[Extracted data entries]
=====
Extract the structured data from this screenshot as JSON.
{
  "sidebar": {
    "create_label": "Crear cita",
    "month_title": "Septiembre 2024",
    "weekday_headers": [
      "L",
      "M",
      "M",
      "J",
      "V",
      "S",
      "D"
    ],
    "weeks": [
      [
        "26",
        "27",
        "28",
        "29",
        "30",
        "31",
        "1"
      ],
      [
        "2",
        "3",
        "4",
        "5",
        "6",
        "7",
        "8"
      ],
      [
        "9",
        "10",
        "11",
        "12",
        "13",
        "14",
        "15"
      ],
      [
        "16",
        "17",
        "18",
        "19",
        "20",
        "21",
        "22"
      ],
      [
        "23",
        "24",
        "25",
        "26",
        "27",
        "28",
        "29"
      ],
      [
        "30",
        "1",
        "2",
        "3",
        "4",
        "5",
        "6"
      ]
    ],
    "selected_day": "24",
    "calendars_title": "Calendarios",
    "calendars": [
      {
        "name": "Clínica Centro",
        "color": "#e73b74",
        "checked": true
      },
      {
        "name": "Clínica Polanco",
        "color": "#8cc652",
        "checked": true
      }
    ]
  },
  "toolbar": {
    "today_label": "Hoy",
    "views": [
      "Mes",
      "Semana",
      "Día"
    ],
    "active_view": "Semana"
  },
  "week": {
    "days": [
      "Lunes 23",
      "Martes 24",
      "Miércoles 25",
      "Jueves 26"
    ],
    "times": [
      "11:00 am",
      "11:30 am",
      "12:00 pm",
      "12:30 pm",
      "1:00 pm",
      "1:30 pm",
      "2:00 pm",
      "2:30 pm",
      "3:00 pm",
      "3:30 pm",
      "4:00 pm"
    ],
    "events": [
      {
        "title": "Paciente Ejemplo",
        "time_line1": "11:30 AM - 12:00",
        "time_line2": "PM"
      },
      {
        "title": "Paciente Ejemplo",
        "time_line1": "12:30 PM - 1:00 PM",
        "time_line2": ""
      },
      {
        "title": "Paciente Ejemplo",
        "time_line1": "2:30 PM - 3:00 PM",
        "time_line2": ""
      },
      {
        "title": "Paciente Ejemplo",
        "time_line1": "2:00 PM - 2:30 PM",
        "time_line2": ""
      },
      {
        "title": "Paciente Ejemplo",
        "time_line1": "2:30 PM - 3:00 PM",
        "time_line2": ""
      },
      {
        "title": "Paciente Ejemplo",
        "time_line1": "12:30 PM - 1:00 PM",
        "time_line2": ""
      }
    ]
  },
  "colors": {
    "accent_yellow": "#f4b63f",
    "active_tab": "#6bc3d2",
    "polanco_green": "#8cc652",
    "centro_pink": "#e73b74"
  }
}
=====
▶ **WORK INSTRUCTIONS**
All of the entries above must be quoted exactly.

▶ **EXPECTED ANSWER**
Extract the structured data from this screenshot as JSON.
{
  "sidebar": {
    "create_label": "Crear cita",
    "month_title": "Septiembre 2024",
    "weekday_headers": [
      "L",
      "M",
      "M",
      "J",
      "V",
      "S",
      "D"
    ],
    "weeks": [
      [
        "26",
        "27",
        "28",
        "29",
        "30",
        "31",
        "1"
      ],
      [
        "2",
        "3",
        "4",
        "5",
        "6",
        "7",
        "8"
      ],
      [
        "9",
        "10",
        "11",
        "12",
        "13",
        "14",
        "15"
      ],
      [
        "16",
        "17",
        "18",
        "19",
        "20",
        "21",
        "22"
      ],
      [
        "23",
        "24",
        "25",
        "26",
        "27",
        "28",
        "29"
      ],
      [
        "30",
        "1",
        "2",
        "3",
        "4",
        "5",
        "6"
      ]
    ],
    "selected_day": "24",
    "calendars_title": "Calendarios",
    "calendars": [
      {
        "name": "Clínica Centro",
        "color": "#e73b74",
        "checked": true
      },
      {
        "name": "Clínica Polanco",
        "color": "#8cc652",
        "checked": true
      }
    ]
  },
  "toolbar": {
    "today_label": "Hoy",
    "views": [
      "Mes",
      "Semana",
      "Día"
    ],
    "active_view": "Semana"
  },
  "week": {
    "days": [
      "Lunes 23",
      "Martes 24",
      "Miércoles 25",
      "Jueves 26"
    ],
    "times": [
      "11:00 am",
      "11:30 am",
      "12:00 pm",
      "12:30 pm",
      "1:00 pm",
      "1:30 pm",
      "2:00 pm",
      "2:30 pm",
      "3:00 pm",
      "3:30 pm",
      "4:00 pm"
    ],
    "events": [
      {
        "title": "Paciente Ejemplo",
        "time_line1": "11:30 AM - 12:00",
        "time_line2": "PM"
      },
      {
        "title": "Paciente Ejemplo",
        "time_line1": "12:30 PM - 1:00 PM",
        "time_line2": ""
      },
      {
        "title": "Paciente Ejemplo",
        "time_line1": "2:30 PM - 3:00 PM",
        "time_line2": ""
      },
      {
        "title": "Paciente Ejemplo",
        "time_line1": "2:00 PM - 2:30 PM",
        "time_line2": ""
      },
      {
        "title": "Paciente Ejemplo",
        "time_line1": "2:30 PM - 3:00 PM",
        "time_line2": ""
      },
      {
        "title": "Paciente Ejemplo",
        "time_line1": "12:30 PM - 1:00 PM",
        "time_line2": ""
      }
    ]
  },
  "colors": {
    "accent_yellow": "#f4b63f",
    "active_tab": "#6bc3d2",
    "polanco_green": "#8cc652",
    "centro_pink": "#e73b74"
  }
}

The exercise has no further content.